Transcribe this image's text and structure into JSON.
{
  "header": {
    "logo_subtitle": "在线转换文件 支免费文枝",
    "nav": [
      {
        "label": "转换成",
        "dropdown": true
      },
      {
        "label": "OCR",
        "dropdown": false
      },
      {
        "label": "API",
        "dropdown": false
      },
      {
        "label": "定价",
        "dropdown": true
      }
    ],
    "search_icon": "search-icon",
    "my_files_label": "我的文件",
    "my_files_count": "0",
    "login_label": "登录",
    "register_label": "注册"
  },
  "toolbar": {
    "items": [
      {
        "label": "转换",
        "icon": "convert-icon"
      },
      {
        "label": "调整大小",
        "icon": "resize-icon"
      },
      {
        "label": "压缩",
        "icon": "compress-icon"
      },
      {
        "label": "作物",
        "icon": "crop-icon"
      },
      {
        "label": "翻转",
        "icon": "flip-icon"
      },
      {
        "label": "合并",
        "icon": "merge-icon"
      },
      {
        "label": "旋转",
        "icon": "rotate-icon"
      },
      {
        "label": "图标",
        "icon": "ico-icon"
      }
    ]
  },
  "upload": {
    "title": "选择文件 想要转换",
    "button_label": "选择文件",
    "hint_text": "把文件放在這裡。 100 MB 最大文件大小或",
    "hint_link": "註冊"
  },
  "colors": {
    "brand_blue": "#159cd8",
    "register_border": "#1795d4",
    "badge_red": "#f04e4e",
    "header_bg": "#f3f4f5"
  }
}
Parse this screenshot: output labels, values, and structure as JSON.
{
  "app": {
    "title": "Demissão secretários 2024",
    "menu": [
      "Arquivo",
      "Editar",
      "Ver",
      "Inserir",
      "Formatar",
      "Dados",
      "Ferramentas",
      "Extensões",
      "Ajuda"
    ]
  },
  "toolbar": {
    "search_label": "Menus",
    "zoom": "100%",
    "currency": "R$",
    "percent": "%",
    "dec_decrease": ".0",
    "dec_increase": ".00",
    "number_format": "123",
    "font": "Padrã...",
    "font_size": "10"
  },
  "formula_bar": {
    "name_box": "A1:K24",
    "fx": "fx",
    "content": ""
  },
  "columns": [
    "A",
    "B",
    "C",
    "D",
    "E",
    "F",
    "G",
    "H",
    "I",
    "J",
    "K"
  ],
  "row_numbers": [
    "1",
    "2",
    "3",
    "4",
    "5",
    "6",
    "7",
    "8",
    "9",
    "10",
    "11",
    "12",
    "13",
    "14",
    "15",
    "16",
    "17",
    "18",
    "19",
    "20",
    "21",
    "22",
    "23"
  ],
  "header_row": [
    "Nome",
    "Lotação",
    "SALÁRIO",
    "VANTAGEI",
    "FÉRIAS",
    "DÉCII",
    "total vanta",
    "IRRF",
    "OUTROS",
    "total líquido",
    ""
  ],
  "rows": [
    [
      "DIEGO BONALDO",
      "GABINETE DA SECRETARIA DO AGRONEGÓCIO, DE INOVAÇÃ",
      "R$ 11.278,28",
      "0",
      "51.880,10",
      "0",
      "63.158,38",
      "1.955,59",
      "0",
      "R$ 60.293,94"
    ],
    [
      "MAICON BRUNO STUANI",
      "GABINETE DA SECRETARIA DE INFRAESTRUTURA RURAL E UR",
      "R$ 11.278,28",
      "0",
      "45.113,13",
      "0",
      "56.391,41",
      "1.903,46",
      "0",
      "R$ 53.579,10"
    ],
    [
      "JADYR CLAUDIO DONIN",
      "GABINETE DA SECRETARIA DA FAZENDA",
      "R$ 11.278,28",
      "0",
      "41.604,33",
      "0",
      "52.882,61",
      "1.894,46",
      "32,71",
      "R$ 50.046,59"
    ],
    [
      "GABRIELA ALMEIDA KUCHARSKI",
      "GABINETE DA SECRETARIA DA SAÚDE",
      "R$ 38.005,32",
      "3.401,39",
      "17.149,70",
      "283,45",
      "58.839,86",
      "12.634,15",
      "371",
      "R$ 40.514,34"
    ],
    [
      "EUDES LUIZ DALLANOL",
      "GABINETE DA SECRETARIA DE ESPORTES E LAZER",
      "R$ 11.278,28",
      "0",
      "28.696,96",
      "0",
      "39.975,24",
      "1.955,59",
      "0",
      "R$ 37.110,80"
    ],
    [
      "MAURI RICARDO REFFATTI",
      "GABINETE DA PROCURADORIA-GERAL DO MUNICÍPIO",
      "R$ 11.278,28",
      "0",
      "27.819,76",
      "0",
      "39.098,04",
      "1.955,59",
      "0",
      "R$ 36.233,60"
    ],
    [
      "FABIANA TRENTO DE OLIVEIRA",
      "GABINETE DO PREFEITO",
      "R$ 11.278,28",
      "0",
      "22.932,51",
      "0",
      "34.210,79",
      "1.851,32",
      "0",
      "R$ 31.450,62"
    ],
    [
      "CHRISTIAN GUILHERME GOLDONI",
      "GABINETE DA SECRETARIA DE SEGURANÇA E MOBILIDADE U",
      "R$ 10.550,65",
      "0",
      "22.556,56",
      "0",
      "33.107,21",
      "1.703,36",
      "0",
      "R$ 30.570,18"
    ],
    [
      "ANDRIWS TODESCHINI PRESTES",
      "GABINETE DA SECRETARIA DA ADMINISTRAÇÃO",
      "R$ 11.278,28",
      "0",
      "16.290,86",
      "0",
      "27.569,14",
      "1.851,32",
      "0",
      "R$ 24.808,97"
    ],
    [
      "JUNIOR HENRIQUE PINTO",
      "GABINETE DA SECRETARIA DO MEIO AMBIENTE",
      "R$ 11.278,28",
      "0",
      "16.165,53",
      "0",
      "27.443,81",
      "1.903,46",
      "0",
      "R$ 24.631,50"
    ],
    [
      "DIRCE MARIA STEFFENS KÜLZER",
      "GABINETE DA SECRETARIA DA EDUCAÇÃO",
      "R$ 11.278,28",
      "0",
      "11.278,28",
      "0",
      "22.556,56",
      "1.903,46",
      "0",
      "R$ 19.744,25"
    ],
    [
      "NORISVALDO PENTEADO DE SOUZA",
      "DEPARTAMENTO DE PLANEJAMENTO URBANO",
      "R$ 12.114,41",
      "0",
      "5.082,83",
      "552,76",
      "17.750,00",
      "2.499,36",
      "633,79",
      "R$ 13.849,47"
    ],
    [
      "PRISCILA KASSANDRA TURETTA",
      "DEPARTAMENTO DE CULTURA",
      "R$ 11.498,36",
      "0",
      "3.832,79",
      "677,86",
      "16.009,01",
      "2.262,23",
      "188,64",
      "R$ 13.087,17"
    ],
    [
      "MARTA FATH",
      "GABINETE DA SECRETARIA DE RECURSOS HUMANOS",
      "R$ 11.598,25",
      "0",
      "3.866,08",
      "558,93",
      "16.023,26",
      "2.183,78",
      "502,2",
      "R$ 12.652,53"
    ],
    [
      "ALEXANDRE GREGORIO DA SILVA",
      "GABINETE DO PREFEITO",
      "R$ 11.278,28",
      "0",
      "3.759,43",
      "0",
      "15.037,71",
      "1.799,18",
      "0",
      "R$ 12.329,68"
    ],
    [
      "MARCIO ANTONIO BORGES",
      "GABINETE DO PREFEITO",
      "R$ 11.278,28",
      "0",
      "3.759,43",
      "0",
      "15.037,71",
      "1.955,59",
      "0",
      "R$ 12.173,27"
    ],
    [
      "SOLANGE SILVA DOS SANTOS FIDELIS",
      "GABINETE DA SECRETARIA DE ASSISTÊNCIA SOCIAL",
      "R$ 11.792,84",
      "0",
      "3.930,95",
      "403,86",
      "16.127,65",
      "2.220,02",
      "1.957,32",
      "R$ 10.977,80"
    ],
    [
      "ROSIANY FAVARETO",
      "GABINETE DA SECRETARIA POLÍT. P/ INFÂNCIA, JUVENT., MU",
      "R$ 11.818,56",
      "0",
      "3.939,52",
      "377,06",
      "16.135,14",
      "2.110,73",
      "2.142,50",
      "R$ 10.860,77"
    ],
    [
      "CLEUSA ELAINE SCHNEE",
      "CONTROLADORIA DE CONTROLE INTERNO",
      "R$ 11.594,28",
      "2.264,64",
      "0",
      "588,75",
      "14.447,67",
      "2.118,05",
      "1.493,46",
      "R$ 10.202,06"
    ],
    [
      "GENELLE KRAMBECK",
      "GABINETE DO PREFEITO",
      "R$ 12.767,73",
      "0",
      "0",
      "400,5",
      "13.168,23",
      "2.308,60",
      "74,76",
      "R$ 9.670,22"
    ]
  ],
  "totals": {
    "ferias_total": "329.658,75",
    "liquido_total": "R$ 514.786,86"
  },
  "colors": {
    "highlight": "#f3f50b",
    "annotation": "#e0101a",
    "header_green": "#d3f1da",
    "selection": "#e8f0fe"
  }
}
_____
Task goal
Return every line containing "SILVA".

The solution
      "ALEXANDRE GREGORIO DA SILVA",
      "SOLANGE SILVA DOS SANTOS FIDELIS",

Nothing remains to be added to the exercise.